GOAL:
Output every entry exactly as written, but omit the pictures.

DATA PROVIDED:

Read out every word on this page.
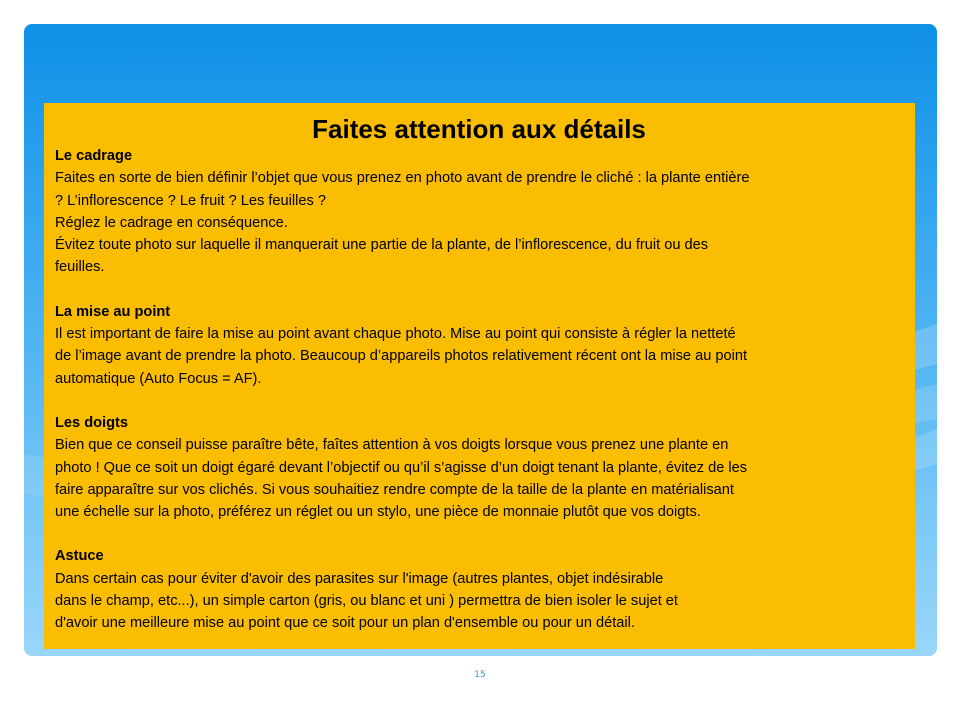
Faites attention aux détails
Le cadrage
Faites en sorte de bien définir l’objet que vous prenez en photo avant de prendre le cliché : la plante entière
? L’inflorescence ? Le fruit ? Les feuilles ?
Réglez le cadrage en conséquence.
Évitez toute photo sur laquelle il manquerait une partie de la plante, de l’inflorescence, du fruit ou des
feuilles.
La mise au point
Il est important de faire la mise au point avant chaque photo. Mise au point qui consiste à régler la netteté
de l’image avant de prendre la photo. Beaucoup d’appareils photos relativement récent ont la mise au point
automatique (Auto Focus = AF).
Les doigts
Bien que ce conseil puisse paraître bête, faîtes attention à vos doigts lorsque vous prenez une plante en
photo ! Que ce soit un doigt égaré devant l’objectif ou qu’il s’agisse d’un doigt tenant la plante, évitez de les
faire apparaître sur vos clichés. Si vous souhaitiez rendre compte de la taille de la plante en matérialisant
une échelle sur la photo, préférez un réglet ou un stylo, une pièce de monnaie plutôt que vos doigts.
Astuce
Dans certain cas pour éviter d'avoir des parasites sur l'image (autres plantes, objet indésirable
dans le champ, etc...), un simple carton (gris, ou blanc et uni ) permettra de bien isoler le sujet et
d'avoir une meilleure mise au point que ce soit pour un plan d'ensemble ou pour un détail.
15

RESULT FOR THIS EXERCISE:
Read out every word on this page.
Faites attention aux détails
Le cadrage
Faites en sorte de bien définir l’objet que vous prenez en photo avant de prendre le cliché : la plante entière
? L’inflorescence ? Le fruit ? Les feuilles ?
Réglez le cadrage en conséquence.
Évitez toute photo sur laquelle il manquerait une partie de la plante, de l’inflorescence, du fruit ou des
feuilles.
La mise au point
Il est important de faire la mise au point avant chaque photo. Mise au point qui consiste à régler la netteté
de l’image avant de prendre la photo. Beaucoup d’appareils photos relativement récent ont la mise au point
automatique (Auto Focus = AF).
Les doigts
Bien que ce conseil puisse paraître bête, faîtes attention à vos doigts lorsque vous prenez une plante en
photo ! Que ce soit un doigt égaré devant l’objectif ou qu’il s’agisse d’un doigt tenant la plante, évitez de les
faire apparaître sur vos clichés. Si vous souhaitiez rendre compte de la taille de la plante en matérialisant
une échelle sur la photo, préférez un réglet ou un stylo, une pièce de monnaie plutôt que vos doigts.
Astuce
Dans certain cas pour éviter d'avoir des parasites sur l'image (autres plantes, objet indésirable
dans le champ, etc...), un simple carton (gris, ou blanc et uni ) permettra de bien isoler le sujet et
d'avoir une meilleure mise au point que ce soit pour un plan d'ensemble ou pour un détail.
15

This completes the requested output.